*A block of data:*
**********
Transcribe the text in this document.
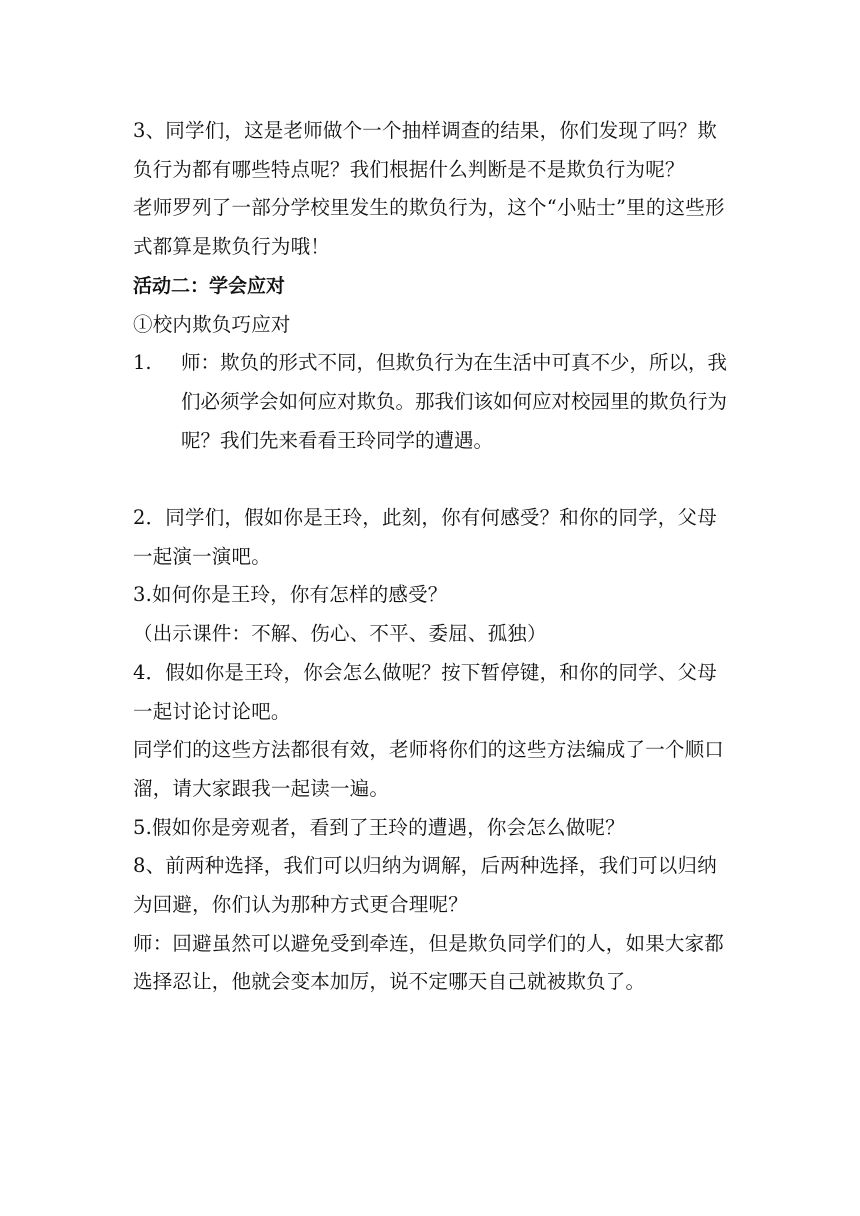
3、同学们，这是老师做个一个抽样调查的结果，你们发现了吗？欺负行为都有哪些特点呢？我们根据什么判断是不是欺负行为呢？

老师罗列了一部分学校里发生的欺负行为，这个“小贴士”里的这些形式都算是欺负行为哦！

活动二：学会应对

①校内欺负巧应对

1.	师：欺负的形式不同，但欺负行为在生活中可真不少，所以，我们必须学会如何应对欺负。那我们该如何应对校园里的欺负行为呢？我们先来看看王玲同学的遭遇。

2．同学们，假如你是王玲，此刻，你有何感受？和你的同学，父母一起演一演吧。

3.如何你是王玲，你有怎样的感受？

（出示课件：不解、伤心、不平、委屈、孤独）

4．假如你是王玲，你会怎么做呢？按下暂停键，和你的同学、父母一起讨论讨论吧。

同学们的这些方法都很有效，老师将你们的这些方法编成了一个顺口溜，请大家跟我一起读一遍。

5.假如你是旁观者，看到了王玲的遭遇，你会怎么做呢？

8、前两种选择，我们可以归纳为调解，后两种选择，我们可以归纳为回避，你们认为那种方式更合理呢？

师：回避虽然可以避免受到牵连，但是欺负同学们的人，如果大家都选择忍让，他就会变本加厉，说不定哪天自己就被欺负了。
**********
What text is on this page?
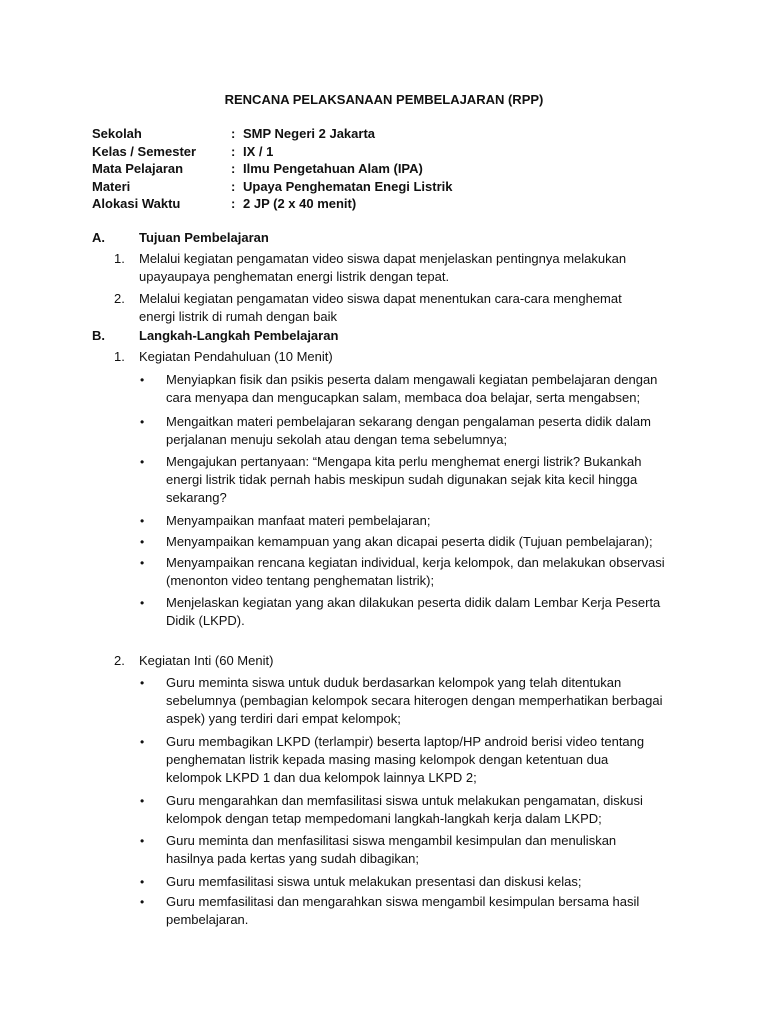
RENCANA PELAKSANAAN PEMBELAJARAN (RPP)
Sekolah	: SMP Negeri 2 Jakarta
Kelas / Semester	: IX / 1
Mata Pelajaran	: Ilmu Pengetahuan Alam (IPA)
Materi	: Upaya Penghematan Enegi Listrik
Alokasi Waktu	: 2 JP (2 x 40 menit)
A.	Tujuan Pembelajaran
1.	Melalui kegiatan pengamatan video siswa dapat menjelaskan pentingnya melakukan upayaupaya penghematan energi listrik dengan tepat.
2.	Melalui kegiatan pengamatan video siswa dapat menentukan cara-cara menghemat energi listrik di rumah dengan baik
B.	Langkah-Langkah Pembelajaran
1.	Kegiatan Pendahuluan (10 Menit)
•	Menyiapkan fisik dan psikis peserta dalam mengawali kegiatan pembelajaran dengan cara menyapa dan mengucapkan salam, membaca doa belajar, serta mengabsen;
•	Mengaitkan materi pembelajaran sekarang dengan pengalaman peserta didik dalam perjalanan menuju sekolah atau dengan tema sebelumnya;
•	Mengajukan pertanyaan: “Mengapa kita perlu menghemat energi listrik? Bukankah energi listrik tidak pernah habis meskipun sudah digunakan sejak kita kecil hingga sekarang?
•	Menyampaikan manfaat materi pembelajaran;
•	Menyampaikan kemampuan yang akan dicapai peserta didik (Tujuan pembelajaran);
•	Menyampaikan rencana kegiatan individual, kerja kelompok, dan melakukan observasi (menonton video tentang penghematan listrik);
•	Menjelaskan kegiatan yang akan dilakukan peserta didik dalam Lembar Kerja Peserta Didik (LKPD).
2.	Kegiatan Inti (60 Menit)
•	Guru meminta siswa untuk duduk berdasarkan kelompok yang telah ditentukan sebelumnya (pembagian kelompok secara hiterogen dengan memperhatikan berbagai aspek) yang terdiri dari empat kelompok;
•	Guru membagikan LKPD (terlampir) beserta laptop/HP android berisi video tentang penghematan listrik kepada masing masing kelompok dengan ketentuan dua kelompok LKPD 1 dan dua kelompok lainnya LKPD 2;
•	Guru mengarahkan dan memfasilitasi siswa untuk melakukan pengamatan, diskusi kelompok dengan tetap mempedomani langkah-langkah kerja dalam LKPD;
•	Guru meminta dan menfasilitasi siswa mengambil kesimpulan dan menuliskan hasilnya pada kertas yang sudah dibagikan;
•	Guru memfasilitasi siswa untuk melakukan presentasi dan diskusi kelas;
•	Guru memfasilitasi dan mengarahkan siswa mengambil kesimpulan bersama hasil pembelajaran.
**********
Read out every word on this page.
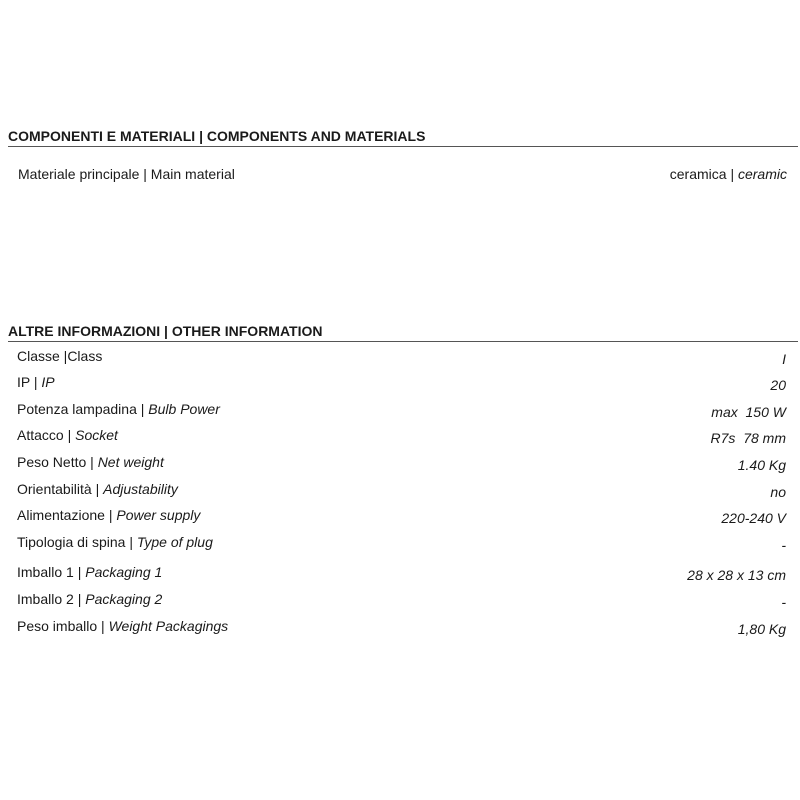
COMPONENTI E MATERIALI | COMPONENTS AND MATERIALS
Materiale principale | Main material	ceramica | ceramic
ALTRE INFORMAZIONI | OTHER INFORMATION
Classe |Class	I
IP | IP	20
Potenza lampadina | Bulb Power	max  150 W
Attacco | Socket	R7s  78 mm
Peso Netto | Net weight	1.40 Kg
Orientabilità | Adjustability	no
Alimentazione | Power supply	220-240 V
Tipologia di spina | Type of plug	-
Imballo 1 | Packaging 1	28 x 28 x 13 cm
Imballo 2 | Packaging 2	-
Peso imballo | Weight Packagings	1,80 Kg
**********
*Aim:*
Within the material above, find the lines that contain the word "tentang"; copy them.

*Task answer:*
•	Menyampaikan rencana kegiatan individual, kerja kelompok, dan melakukan observasi (menonton video tentang penghematan listrik);
•	Guru membagikan LKPD (terlampir) beserta laptop/HP android berisi video tentang penghematan listrik kepada masing masing kelompok dengan ketentuan dua kelompok LKPD 1 dan dua kelompok lainnya LKPD 2;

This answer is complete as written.